PROBLEM DESCRIPTION: In the records that follow, show each line where the word "this" is present.

INPUT ROWS:
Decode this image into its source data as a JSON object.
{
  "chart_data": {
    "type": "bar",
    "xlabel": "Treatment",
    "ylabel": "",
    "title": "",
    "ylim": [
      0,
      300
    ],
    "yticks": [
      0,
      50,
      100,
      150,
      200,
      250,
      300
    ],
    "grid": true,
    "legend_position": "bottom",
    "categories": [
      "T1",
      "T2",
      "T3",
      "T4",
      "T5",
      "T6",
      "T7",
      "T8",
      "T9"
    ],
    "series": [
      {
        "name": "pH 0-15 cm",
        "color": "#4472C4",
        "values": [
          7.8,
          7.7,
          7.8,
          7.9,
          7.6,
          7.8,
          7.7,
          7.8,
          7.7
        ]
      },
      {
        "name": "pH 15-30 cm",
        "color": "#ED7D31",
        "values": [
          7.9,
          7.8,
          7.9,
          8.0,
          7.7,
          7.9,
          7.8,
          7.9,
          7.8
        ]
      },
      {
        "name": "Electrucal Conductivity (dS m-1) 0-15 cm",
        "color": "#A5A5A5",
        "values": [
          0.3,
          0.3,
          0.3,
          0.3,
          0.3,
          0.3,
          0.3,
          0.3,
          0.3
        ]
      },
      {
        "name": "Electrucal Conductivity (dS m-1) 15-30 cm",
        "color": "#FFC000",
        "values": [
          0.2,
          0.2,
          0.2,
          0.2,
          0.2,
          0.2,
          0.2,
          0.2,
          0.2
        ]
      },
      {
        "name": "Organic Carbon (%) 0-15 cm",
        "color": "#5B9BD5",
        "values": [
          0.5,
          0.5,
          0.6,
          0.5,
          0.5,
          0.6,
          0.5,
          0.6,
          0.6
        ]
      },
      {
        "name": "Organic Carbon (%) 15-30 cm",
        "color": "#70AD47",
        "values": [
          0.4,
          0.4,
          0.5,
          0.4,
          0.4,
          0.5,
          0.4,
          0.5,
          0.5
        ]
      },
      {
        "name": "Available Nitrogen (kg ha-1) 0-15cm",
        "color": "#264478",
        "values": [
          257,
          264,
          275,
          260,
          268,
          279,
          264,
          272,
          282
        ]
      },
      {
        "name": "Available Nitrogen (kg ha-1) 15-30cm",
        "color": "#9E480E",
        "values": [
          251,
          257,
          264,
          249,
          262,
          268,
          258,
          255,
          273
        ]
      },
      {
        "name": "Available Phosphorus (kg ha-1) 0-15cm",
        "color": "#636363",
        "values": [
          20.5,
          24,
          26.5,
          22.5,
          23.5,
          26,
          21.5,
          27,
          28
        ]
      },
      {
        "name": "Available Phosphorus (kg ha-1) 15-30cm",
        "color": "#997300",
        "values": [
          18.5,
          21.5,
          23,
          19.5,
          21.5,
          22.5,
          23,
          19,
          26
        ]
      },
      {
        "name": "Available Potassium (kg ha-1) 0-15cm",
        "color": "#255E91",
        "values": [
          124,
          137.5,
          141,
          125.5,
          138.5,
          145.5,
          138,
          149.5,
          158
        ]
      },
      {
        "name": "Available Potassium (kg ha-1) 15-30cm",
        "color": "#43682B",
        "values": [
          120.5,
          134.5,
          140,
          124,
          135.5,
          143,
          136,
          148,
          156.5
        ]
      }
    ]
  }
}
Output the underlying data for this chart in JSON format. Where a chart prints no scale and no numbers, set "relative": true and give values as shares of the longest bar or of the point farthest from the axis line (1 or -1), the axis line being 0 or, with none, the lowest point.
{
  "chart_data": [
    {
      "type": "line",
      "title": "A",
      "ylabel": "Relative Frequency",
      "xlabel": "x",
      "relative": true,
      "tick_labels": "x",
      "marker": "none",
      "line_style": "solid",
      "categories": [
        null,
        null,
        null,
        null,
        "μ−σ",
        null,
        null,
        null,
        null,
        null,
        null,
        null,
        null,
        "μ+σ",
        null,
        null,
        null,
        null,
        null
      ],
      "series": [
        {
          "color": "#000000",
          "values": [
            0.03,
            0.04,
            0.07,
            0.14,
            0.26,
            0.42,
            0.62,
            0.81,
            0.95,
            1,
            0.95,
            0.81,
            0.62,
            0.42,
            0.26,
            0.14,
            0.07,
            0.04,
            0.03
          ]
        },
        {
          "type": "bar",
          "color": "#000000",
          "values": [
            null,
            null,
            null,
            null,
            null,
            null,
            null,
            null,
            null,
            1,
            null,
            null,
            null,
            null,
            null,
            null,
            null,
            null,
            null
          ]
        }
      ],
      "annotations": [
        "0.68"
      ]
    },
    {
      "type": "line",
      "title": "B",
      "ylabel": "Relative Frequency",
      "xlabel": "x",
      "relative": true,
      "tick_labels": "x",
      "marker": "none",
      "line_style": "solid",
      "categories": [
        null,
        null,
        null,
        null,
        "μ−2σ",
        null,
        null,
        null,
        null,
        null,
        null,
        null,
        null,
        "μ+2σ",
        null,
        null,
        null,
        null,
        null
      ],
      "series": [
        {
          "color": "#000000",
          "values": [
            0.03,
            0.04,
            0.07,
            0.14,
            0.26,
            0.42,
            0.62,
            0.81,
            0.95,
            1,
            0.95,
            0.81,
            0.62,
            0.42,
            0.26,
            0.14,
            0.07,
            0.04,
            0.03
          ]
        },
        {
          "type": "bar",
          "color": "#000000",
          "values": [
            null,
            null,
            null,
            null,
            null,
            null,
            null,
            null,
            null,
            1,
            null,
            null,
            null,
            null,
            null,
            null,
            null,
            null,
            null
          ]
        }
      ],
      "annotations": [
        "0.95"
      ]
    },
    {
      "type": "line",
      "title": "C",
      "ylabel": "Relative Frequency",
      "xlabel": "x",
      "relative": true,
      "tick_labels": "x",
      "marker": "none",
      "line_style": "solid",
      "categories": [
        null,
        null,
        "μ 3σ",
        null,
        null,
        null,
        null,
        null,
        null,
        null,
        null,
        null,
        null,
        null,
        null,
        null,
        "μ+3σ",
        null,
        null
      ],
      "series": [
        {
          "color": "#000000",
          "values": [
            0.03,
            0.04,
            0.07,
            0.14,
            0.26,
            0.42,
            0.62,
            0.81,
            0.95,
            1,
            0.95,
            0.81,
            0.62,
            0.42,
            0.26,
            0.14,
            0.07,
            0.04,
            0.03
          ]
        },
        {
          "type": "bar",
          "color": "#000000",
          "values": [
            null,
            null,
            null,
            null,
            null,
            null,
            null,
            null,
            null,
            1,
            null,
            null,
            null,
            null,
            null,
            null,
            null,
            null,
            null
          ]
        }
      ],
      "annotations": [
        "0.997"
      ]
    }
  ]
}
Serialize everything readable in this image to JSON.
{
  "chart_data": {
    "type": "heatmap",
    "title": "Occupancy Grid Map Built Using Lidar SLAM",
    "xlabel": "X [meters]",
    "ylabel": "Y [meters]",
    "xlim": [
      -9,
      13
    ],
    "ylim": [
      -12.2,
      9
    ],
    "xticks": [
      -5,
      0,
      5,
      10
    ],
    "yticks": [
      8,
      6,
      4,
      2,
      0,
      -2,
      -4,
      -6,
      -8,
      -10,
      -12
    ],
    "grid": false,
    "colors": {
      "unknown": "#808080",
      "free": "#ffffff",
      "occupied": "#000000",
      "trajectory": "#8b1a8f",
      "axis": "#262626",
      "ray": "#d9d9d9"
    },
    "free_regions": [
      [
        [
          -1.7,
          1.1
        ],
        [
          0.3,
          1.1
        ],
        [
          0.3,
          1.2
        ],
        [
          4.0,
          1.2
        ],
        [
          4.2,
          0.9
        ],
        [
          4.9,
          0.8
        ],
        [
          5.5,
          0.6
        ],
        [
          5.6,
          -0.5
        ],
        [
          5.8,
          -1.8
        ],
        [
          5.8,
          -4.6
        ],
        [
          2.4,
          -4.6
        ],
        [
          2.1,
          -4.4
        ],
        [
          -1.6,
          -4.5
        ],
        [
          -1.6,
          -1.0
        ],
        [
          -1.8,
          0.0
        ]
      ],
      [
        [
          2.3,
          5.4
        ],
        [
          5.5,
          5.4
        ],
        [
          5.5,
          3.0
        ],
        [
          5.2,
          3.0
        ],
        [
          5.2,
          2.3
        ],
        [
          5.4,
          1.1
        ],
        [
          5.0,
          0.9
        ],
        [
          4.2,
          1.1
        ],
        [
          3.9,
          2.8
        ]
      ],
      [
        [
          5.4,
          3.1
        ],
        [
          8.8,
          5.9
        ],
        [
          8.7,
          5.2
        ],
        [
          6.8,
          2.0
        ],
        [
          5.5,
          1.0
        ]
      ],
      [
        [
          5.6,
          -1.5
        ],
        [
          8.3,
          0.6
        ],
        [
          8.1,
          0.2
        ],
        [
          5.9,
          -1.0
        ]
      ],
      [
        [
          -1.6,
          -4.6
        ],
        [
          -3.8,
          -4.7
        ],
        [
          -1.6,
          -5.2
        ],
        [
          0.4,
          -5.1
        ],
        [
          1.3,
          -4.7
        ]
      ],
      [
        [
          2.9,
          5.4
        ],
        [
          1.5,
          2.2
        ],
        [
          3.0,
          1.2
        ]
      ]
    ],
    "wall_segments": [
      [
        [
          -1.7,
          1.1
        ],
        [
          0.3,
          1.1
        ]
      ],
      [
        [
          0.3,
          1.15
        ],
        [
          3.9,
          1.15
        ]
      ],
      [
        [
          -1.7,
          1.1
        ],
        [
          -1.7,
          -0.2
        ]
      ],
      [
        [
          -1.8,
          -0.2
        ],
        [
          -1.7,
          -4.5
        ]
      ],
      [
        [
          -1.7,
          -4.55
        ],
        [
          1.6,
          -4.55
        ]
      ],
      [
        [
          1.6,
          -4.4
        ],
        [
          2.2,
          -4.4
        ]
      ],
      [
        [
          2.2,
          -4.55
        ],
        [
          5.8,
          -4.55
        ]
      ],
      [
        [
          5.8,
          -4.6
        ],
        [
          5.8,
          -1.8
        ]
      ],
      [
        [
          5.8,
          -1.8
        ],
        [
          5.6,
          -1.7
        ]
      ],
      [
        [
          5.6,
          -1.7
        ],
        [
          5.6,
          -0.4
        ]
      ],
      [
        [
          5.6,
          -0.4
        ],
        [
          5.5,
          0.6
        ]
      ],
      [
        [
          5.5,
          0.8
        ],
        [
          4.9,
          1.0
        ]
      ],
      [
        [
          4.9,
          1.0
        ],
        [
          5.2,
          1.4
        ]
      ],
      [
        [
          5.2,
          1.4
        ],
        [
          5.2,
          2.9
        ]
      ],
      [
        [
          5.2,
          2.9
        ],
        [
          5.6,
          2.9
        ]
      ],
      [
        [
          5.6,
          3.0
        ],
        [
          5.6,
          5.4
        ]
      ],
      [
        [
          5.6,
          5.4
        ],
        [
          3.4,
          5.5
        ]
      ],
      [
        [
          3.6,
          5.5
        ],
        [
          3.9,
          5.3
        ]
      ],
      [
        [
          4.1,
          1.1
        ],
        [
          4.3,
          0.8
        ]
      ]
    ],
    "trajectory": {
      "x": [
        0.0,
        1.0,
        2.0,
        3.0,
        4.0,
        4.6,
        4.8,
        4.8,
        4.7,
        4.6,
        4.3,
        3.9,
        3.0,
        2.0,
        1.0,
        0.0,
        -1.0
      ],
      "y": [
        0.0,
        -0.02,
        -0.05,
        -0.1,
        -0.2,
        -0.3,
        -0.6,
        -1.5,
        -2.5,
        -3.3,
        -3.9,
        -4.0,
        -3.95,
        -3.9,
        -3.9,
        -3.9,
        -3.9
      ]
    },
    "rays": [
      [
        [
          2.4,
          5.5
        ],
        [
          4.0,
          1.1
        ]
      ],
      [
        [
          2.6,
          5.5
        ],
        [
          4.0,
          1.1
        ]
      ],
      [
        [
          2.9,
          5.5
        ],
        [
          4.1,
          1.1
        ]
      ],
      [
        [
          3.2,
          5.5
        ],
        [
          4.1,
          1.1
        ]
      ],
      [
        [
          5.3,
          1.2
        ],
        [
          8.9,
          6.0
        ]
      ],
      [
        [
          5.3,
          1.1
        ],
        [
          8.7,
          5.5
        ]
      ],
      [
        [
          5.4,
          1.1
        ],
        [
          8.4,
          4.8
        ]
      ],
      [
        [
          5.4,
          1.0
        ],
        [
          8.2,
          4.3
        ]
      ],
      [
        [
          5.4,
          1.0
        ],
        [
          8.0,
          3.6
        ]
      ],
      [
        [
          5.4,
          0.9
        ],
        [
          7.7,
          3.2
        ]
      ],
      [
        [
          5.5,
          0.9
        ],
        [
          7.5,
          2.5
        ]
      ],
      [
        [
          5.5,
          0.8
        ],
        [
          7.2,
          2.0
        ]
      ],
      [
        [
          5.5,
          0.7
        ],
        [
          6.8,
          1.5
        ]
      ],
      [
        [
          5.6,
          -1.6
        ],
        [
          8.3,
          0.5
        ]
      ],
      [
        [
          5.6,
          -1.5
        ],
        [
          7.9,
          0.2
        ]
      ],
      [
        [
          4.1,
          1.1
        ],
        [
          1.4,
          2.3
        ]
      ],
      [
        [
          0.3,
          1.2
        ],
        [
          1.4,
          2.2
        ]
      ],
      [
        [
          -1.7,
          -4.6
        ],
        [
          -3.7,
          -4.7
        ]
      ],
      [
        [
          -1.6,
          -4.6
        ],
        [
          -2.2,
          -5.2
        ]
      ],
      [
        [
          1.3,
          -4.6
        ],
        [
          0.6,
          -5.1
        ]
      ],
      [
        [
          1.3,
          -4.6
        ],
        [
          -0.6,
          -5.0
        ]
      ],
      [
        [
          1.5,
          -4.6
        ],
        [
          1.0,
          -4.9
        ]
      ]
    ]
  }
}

TASK ANSWER:
Decode this image into its source data as a JSON object.
Output the underlying data for this chart in JSON format. Where a chart prints no scale and no numbers, set "relative": true and give values as shares of the longest bar or of the point farthest from the axis line (1 or -1), the axis line being 0 or, with none, the lowest point.
Serialize everything readable in this image to JSON.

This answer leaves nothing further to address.